▶ _YOUR INSTRUCTIONS_:
Select, from the material below, each line with "فقال" in it.
-.-.-
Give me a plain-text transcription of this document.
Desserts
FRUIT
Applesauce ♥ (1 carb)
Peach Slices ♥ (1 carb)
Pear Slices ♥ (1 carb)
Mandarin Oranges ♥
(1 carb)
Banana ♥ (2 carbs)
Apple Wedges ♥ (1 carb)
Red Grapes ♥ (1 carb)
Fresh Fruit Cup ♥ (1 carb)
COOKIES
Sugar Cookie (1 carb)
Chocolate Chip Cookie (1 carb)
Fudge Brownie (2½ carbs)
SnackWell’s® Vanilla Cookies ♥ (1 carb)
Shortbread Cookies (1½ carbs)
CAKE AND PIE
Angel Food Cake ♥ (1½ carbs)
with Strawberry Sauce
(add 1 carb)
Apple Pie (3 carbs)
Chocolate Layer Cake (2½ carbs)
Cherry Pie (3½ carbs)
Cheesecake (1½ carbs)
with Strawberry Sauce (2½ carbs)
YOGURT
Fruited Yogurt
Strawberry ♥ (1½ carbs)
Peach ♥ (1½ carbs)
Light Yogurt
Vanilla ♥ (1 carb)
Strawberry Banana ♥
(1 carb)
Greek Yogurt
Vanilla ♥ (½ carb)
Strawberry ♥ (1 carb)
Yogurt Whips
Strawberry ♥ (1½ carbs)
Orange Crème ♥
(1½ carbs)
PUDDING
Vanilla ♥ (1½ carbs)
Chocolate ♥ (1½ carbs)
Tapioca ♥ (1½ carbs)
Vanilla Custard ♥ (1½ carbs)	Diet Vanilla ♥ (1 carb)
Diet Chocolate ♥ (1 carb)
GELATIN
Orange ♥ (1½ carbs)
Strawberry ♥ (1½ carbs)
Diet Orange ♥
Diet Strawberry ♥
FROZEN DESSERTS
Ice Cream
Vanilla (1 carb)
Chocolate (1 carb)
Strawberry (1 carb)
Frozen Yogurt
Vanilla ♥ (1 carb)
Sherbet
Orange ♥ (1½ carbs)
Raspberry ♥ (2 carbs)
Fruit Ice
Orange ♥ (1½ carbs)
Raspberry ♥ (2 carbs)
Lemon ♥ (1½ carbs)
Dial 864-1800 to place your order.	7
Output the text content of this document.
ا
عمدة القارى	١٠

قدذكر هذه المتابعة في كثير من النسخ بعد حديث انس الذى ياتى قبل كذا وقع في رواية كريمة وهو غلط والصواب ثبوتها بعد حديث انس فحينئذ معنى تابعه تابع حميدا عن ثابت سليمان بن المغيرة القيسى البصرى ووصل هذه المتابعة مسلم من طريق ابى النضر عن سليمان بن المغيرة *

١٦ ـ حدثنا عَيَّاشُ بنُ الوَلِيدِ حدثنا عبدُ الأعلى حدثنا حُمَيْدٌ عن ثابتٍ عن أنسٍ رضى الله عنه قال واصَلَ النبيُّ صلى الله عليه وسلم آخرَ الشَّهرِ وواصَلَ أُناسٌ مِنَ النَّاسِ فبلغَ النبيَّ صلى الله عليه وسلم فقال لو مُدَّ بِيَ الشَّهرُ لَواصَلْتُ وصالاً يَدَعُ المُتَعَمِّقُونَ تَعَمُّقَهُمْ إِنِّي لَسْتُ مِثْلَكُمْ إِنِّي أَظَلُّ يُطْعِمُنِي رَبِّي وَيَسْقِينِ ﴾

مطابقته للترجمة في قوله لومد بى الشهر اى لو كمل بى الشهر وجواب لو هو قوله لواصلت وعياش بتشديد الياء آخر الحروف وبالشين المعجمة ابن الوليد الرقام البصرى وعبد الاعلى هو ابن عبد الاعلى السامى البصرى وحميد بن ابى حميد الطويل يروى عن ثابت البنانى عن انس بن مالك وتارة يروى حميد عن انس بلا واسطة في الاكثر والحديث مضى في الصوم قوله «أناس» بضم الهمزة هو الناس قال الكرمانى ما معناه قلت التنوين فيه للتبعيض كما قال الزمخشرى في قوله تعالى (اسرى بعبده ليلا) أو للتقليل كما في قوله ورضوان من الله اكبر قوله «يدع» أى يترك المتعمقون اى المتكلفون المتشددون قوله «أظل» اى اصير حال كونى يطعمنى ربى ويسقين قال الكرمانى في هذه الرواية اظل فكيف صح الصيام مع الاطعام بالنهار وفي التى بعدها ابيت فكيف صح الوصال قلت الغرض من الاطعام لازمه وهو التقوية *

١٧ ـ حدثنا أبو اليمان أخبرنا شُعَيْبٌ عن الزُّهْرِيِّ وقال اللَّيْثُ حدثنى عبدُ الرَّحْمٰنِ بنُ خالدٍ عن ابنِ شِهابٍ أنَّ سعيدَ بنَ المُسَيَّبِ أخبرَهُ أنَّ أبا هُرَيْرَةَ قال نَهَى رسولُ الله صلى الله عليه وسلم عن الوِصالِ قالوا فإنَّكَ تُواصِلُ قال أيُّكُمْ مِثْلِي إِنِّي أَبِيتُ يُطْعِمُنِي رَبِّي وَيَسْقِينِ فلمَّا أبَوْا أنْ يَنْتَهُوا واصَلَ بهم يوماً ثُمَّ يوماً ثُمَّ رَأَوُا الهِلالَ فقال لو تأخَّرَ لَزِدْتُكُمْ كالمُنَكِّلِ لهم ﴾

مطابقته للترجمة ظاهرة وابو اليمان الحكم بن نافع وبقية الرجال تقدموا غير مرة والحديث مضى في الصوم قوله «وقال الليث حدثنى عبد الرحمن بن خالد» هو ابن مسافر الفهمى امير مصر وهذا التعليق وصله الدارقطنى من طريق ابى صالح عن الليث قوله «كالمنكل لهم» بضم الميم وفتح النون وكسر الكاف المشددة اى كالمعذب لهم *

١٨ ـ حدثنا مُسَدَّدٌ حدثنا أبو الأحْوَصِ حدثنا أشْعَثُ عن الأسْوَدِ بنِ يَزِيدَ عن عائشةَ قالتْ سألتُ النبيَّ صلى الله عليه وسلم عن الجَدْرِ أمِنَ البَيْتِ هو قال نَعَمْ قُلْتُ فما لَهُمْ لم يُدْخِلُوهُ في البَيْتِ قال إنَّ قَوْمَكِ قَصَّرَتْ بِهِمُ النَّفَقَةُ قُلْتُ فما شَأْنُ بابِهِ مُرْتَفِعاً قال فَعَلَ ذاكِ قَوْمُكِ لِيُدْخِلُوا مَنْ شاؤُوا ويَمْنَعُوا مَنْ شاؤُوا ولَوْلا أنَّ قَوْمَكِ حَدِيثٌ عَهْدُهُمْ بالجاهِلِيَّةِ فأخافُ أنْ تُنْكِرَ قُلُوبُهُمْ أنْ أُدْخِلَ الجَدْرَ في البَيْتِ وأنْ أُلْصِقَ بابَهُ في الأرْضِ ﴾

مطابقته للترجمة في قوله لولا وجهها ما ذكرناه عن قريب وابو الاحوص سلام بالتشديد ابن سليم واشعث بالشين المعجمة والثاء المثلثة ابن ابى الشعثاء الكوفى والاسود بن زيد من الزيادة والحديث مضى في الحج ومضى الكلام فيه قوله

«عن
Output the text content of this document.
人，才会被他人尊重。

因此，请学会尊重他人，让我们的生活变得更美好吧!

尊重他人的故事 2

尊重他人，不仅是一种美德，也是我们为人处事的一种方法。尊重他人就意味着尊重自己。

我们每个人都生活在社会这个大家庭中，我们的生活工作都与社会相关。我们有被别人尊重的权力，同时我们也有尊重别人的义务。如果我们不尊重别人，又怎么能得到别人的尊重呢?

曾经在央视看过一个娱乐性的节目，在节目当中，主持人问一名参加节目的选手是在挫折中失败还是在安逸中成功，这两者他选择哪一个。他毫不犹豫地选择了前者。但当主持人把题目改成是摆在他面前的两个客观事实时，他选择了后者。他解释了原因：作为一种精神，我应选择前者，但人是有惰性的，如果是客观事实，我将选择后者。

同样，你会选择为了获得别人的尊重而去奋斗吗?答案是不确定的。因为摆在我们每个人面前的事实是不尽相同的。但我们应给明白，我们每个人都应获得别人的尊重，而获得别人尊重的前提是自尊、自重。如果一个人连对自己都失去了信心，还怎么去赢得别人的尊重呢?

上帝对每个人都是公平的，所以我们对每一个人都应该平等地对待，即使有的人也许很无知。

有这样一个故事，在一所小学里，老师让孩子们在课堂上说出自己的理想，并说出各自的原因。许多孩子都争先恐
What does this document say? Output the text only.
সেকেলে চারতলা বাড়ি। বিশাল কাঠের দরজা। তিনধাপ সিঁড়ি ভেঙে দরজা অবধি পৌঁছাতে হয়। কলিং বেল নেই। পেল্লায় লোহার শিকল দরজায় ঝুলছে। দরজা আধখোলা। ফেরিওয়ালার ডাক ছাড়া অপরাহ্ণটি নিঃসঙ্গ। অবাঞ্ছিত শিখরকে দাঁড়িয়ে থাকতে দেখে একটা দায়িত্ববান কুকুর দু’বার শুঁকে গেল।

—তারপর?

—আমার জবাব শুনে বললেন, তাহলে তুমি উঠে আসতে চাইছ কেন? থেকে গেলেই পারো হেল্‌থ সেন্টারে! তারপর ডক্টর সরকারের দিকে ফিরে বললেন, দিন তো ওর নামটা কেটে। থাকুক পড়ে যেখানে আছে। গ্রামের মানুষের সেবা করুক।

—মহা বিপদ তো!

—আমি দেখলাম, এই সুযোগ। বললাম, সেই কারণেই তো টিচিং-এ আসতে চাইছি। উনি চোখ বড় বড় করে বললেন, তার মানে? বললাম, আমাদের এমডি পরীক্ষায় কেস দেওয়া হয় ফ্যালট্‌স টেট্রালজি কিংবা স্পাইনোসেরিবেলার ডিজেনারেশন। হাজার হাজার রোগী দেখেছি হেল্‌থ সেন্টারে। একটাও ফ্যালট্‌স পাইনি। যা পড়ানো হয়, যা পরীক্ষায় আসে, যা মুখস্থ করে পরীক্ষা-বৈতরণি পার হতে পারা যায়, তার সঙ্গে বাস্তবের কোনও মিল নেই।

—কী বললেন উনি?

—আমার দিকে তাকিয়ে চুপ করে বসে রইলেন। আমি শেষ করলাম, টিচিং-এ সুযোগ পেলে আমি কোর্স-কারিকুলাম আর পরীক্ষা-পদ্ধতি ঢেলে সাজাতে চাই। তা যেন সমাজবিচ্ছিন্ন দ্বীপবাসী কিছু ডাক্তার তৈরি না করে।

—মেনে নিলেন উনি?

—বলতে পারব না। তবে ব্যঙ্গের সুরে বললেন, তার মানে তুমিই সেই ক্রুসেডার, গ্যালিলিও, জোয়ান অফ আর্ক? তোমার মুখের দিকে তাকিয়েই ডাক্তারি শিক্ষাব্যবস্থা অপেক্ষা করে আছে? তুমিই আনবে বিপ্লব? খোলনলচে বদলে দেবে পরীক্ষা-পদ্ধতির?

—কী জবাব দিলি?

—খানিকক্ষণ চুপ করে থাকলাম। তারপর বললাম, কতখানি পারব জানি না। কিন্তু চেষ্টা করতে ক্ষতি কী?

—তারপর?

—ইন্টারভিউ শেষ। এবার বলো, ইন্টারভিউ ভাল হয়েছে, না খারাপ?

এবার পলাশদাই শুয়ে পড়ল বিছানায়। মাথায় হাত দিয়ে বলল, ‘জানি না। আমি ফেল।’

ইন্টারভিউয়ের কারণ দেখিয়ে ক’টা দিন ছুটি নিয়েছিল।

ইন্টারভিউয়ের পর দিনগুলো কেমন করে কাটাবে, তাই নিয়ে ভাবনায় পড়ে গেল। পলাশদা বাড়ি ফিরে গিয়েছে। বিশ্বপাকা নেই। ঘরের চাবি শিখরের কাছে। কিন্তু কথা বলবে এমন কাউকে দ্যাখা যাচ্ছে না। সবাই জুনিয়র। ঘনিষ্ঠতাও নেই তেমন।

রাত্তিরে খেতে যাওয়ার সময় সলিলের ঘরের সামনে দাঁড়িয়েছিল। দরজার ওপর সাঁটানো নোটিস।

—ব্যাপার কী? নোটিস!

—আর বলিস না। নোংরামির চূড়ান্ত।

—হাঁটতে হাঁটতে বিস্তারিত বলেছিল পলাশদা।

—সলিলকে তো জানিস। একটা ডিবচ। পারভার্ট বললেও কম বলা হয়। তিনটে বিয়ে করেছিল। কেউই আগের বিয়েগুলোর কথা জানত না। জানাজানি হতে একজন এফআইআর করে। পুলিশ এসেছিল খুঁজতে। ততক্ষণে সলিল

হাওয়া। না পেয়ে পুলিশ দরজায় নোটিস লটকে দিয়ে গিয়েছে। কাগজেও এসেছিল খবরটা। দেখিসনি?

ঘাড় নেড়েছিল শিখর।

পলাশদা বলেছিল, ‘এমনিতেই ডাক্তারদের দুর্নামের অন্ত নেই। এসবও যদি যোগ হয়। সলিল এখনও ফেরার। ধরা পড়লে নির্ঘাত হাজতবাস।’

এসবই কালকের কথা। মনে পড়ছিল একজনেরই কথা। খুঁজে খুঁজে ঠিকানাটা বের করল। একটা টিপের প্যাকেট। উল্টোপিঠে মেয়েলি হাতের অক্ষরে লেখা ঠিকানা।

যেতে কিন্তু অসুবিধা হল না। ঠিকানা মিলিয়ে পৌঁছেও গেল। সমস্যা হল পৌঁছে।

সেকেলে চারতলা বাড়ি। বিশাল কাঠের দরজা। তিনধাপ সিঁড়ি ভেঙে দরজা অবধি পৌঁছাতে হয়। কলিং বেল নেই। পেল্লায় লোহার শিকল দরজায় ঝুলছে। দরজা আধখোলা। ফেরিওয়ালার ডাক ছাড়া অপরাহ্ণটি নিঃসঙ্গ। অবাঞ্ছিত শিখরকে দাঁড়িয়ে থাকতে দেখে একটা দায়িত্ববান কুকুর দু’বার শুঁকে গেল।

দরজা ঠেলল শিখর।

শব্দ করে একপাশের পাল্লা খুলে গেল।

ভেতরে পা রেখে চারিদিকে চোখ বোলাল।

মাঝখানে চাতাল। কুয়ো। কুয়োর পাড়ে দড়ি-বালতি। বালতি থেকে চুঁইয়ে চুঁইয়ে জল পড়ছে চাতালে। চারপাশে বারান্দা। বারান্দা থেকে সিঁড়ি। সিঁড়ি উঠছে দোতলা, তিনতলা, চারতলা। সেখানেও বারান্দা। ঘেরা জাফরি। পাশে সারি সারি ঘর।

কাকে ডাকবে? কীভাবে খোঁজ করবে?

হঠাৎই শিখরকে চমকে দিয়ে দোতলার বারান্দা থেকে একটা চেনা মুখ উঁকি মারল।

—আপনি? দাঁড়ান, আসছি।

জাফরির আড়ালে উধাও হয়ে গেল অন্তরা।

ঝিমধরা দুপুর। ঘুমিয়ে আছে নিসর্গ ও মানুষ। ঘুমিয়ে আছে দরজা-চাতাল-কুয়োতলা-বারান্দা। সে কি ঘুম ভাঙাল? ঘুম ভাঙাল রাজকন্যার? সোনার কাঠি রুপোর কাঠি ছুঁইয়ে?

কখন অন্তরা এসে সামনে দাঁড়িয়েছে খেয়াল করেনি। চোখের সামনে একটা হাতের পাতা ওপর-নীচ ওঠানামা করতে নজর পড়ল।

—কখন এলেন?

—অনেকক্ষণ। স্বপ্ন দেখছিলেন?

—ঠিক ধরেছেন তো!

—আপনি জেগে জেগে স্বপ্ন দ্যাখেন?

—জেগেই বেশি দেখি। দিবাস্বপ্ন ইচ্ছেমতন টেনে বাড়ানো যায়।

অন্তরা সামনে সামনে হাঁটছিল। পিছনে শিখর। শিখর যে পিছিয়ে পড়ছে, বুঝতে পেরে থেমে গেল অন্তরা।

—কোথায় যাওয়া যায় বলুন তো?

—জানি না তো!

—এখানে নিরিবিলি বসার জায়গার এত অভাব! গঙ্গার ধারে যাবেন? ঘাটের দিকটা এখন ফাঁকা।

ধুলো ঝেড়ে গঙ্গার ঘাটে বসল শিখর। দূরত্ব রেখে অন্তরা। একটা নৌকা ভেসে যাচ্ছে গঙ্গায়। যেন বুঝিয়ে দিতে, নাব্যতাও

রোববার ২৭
-.-.-
▶ _WRITTEN ANSWER_:
١٦ ـ حدثنا عَيَّاشُ بنُ الوَلِيدِ حدثنا عبدُ الأعلى حدثنا حُمَيْدٌ عن ثابتٍ عن أنسٍ رضى الله عنه قال واصَلَ النبيُّ صلى الله عليه وسلم آخرَ الشَّهرِ وواصَلَ أُناسٌ مِنَ النَّاسِ فبلغَ النبيَّ صلى الله عليه وسلم فقال لو مُدَّ بِيَ الشَّهرُ لَواصَلْتُ وصالاً يَدَعُ المُتَعَمِّقُونَ تَعَمُّقَهُمْ إِنِّي لَسْتُ مِثْلَكُمْ إِنِّي أَظَلُّ يُطْعِمُنِي رَبِّي وَيَسْقِينِ ﴾
١٧ ـ حدثنا أبو اليمان أخبرنا شُعَيْبٌ عن الزُّهْرِيِّ وقال اللَّيْثُ حدثنى عبدُ الرَّحْمٰنِ بنُ خالدٍ عن ابنِ شِهابٍ أنَّ سعيدَ بنَ المُسَيَّبِ أخبرَهُ أنَّ أبا هُرَيْرَةَ قال نَهَى رسولُ الله صلى الله عليه وسلم عن الوِصالِ قالوا فإنَّكَ تُواصِلُ قال أيُّكُمْ مِثْلِي إِنِّي أَبِيتُ يُطْعِمُنِي رَبِّي وَيَسْقِينِ فلمَّا أبَوْا أنْ يَنْتَهُوا واصَلَ بهم يوماً ثُمَّ يوماً ثُمَّ رَأَوُا الهِلالَ فقال لو تأخَّرَ لَزِدْتُكُمْ كالمُنَكِّلِ لهم ﴾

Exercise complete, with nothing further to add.